Goal: Below are the records; collect from them each line containing the string "دیگر".

Material provided:
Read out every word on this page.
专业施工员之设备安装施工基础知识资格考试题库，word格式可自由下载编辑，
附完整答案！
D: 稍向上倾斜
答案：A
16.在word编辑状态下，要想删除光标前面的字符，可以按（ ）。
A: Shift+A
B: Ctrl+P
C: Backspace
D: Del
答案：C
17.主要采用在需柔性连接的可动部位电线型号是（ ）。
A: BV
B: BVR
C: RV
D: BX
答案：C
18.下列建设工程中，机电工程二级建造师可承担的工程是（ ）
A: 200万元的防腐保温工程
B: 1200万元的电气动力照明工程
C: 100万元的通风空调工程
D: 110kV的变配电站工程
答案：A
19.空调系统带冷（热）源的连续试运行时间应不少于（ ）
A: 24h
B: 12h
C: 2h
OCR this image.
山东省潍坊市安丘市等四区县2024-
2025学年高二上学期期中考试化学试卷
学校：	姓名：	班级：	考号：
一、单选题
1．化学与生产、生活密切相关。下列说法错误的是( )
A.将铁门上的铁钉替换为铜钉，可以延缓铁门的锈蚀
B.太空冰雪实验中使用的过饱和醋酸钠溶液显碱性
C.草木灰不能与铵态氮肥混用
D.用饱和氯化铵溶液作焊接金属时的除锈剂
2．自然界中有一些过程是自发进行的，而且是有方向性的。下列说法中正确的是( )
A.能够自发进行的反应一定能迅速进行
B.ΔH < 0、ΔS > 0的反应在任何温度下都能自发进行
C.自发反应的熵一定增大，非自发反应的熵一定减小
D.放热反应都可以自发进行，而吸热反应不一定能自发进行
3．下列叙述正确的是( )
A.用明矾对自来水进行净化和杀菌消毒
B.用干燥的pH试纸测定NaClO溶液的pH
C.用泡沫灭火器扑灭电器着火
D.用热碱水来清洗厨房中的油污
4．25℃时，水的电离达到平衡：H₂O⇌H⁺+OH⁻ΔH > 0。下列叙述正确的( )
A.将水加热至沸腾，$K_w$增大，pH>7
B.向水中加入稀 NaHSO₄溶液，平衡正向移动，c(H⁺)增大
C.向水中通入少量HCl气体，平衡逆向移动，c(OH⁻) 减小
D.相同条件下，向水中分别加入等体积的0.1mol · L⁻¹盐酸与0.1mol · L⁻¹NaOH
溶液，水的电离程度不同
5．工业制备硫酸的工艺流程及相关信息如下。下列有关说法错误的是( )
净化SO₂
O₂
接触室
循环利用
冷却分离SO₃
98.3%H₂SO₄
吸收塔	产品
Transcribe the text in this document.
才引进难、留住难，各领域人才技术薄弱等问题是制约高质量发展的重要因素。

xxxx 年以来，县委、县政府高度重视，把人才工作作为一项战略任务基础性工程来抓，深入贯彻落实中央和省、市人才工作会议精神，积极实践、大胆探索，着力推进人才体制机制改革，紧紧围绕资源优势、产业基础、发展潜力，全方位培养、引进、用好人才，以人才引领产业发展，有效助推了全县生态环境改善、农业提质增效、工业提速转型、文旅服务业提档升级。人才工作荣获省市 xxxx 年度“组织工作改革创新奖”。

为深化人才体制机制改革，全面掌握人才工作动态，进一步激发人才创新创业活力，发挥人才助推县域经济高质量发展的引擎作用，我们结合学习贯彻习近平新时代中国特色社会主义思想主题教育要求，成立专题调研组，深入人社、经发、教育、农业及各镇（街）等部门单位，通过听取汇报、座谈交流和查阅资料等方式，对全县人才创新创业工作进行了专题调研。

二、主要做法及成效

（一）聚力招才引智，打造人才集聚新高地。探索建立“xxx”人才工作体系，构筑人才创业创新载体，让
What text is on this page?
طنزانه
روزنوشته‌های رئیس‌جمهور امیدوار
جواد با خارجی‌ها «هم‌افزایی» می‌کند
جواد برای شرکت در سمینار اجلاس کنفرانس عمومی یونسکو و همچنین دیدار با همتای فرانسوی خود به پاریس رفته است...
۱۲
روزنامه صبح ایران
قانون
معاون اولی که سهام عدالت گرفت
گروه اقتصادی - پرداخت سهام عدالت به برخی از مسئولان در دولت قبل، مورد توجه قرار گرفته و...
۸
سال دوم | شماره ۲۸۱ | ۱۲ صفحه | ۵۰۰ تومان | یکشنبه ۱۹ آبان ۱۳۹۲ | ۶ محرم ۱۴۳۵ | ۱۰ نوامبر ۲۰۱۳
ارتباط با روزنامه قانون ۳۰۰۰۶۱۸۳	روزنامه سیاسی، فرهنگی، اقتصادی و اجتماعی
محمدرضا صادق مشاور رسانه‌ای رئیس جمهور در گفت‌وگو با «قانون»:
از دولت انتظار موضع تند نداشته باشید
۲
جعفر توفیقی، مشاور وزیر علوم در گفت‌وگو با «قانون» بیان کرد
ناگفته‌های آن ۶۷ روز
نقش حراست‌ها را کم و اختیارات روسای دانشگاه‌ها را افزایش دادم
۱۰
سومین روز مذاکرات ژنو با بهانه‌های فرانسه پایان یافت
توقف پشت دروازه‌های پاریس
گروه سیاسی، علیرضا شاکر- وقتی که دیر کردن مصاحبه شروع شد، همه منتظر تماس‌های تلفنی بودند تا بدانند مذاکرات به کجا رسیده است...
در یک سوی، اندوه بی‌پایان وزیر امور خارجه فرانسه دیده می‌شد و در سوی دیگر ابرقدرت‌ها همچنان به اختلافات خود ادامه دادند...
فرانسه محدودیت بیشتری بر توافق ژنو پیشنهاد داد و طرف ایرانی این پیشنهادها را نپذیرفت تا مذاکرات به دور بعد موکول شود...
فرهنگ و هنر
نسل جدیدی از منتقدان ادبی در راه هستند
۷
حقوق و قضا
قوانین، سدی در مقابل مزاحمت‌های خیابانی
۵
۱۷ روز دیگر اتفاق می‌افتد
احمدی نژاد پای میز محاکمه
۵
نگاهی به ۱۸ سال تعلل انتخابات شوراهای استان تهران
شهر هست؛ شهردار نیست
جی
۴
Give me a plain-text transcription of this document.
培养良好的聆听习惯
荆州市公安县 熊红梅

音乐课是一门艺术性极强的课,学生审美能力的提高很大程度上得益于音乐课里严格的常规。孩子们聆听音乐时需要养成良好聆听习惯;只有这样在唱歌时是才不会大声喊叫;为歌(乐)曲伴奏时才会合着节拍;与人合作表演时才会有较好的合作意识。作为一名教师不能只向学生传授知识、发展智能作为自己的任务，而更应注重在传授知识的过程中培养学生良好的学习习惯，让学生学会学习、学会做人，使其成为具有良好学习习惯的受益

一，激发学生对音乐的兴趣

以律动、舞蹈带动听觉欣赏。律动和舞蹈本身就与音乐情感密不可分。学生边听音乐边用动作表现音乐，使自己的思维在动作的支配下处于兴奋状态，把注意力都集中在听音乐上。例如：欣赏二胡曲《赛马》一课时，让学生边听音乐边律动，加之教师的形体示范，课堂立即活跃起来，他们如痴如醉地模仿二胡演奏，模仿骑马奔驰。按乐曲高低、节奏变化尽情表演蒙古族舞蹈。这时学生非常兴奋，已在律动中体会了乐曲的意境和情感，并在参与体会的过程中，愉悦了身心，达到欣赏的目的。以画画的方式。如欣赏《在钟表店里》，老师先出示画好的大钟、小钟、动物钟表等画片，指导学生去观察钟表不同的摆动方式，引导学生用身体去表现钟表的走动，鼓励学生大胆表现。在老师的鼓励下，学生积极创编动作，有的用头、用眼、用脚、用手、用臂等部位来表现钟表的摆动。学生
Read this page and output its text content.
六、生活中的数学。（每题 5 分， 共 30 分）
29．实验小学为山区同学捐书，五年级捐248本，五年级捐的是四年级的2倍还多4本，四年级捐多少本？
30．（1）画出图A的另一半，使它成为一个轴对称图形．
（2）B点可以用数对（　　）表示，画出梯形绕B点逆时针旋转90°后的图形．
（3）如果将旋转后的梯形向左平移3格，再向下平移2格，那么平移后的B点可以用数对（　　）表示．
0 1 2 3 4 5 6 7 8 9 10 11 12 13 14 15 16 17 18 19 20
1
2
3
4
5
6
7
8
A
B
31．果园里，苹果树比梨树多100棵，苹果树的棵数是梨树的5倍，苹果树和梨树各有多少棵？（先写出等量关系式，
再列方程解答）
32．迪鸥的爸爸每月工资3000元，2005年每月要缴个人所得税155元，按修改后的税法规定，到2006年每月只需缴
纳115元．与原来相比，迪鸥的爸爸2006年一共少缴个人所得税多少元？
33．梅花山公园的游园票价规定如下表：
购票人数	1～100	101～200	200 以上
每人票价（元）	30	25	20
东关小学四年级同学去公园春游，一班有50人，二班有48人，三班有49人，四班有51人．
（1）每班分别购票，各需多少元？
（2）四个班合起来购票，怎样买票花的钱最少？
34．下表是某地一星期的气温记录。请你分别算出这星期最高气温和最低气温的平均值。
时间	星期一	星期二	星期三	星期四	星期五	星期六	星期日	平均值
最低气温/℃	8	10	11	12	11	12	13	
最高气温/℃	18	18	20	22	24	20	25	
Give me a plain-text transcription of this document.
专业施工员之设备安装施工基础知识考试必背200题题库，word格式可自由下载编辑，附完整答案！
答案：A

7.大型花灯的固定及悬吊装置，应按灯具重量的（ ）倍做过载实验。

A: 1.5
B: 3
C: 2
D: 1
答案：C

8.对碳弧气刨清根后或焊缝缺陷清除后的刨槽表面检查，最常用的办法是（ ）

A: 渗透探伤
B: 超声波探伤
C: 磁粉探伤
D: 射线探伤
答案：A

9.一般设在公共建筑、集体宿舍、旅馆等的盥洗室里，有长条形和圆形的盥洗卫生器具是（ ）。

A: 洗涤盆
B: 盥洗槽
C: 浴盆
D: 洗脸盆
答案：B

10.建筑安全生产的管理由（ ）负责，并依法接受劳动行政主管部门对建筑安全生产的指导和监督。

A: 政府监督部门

Task solution:
در یک سوی، اندوه بی‌پایان وزیر امور خارجه فرانسه دیده می‌شد و در سوی دیگر ابرقدرت‌ها همچنان به اختلافات خود ادامه دادند...
۱۷ روز دیگر اتفاق می‌افتد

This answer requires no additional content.